### Data supplied ###

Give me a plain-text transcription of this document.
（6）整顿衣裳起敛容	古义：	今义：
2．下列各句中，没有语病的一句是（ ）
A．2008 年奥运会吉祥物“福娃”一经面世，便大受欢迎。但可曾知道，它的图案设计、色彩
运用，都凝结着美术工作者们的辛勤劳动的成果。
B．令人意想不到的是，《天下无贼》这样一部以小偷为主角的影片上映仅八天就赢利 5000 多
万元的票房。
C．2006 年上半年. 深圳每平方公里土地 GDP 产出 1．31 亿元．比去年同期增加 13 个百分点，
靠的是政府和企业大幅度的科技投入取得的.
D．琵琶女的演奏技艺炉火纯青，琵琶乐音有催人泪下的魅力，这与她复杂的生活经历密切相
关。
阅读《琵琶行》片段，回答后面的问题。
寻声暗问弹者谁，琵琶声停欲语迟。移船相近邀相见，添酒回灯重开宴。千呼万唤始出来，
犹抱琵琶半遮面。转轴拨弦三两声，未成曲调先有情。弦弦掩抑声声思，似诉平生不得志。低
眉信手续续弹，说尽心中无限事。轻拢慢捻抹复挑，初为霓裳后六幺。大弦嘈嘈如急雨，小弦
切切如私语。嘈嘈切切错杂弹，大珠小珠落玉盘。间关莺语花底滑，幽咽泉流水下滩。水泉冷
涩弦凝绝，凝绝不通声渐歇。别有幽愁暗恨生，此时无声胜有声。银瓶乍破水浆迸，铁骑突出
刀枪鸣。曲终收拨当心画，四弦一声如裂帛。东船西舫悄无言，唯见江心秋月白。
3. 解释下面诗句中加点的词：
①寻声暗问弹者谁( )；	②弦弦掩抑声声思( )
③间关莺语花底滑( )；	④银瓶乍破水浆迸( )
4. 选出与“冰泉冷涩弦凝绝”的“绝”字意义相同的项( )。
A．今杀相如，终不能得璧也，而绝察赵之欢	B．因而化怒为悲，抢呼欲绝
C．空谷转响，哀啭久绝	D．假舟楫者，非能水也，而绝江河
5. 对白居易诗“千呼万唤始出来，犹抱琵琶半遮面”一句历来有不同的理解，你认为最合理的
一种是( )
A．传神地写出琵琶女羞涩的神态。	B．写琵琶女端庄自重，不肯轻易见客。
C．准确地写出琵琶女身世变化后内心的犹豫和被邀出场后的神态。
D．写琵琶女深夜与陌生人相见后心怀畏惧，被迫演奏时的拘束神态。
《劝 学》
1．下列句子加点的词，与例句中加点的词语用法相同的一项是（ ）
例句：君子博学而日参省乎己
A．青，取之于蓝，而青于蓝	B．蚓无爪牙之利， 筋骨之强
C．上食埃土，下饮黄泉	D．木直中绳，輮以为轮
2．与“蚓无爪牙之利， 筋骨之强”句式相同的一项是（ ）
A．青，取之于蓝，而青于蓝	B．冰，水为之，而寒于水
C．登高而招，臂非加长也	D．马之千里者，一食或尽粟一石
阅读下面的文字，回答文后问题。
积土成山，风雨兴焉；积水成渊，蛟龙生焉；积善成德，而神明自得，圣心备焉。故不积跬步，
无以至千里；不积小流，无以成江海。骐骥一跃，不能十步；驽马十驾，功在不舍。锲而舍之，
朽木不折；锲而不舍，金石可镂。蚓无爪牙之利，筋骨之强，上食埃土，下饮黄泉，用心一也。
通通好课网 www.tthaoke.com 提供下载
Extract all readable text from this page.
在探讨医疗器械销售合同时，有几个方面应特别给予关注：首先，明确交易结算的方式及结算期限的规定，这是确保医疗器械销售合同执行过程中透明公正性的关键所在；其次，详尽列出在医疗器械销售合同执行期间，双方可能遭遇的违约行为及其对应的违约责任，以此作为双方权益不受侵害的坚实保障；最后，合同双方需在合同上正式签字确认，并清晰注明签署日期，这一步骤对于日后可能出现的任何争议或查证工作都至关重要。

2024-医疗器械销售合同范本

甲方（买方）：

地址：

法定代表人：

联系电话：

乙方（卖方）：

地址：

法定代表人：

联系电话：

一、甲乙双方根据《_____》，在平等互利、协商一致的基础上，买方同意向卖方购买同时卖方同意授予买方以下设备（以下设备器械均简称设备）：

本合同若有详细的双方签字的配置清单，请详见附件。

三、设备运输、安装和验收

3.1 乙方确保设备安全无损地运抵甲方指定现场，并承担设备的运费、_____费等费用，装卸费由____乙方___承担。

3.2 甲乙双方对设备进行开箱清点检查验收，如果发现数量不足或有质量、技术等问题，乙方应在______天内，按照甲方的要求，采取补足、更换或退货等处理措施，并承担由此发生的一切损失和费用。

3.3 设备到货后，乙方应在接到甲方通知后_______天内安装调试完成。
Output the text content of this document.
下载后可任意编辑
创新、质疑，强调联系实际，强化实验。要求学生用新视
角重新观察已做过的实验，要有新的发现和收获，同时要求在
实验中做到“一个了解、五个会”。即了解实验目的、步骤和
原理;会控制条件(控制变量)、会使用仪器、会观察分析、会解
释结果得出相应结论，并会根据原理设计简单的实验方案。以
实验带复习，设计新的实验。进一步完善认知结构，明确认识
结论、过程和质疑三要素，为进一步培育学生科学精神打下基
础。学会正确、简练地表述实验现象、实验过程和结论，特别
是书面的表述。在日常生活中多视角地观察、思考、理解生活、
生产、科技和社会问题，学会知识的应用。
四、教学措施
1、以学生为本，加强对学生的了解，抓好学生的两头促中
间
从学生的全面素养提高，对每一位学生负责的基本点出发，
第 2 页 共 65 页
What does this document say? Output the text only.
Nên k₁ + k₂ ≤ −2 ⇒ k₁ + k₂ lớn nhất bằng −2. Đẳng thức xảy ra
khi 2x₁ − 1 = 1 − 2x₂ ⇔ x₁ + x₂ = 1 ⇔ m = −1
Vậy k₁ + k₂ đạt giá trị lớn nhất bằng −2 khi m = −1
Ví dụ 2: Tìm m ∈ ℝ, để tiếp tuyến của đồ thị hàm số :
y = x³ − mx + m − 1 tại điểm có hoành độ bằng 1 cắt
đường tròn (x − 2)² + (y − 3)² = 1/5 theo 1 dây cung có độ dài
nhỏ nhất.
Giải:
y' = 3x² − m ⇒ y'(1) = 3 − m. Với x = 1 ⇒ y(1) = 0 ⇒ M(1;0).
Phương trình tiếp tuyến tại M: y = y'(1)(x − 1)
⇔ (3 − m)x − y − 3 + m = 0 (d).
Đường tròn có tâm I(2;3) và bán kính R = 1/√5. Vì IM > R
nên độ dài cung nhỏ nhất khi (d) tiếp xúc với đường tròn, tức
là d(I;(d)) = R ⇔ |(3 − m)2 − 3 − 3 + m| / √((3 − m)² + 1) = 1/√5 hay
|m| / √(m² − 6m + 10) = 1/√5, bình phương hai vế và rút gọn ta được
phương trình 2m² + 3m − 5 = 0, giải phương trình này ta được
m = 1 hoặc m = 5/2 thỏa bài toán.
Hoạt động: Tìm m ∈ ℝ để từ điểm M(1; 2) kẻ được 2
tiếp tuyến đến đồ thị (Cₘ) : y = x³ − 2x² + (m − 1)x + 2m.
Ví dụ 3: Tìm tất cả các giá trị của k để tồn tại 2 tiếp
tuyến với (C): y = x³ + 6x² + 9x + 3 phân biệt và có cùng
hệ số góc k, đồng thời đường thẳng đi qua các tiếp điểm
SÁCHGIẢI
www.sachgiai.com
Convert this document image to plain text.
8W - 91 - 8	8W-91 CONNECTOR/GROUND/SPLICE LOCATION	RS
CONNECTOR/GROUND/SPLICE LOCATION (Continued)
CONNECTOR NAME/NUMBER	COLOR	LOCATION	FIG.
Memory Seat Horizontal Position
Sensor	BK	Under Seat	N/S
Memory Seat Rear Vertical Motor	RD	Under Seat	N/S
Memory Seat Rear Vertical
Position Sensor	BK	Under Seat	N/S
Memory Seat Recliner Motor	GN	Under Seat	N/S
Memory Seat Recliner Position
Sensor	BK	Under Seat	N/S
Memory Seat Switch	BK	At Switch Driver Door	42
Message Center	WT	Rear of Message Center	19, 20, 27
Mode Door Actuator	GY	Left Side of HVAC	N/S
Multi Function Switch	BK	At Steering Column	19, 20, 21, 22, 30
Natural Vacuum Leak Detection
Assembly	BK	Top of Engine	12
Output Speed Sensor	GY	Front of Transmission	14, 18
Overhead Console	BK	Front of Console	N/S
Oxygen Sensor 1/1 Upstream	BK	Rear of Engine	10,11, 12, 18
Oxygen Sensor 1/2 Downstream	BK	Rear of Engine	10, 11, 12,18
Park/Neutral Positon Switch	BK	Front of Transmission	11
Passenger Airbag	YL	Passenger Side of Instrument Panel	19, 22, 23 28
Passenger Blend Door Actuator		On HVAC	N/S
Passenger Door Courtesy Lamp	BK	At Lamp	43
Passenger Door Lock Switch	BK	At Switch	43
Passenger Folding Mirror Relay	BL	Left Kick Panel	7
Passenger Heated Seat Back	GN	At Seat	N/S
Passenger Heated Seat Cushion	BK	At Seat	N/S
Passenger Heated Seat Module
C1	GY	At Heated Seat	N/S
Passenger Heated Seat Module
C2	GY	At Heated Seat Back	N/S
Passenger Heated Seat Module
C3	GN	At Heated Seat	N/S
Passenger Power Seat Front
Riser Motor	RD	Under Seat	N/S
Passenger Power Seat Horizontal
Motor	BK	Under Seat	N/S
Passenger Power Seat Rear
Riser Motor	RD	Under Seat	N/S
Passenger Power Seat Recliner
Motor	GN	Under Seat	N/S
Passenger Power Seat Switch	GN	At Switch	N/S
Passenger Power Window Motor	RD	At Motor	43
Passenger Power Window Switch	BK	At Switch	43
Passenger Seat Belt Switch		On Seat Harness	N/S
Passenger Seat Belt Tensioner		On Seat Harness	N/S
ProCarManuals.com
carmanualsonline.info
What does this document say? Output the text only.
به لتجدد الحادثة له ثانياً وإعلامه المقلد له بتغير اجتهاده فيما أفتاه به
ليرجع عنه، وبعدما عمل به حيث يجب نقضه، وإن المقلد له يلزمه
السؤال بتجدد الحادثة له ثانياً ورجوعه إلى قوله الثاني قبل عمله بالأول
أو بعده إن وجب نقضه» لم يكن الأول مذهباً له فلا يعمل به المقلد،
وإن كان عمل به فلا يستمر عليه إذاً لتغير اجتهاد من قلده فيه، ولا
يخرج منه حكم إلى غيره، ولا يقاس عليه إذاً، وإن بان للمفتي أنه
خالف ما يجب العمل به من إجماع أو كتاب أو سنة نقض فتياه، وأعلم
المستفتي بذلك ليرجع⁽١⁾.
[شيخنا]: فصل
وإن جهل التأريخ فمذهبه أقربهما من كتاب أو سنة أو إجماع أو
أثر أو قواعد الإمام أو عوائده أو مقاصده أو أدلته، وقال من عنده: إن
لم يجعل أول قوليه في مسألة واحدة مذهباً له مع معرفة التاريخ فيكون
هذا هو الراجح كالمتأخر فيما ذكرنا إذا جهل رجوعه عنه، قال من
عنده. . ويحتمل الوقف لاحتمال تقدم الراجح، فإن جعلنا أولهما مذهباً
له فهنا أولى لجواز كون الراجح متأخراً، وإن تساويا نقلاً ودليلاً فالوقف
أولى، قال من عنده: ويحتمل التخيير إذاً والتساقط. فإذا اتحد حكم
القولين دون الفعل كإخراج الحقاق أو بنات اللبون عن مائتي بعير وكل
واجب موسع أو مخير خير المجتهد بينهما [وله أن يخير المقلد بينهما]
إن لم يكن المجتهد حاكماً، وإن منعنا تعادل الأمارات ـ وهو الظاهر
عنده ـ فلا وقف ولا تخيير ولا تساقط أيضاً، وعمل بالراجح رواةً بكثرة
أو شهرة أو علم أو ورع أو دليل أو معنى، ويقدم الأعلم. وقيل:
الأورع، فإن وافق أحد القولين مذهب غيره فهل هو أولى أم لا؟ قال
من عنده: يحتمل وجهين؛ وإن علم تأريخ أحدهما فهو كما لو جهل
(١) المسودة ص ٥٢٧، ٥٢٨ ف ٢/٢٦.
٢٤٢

###

Written instruction
Make a list of all lines in the data that contain "犹抱琵琶半遮面".

Right answer
犹抱琵琶半遮面。转轴拨弦三两声，未成曲调先有情。弦弦掩抑声声思，似诉平生不得志。低
5. 对白居易诗“千呼万唤始出来，犹抱琵琶半遮面”一句历来有不同的理解，你认为最合理的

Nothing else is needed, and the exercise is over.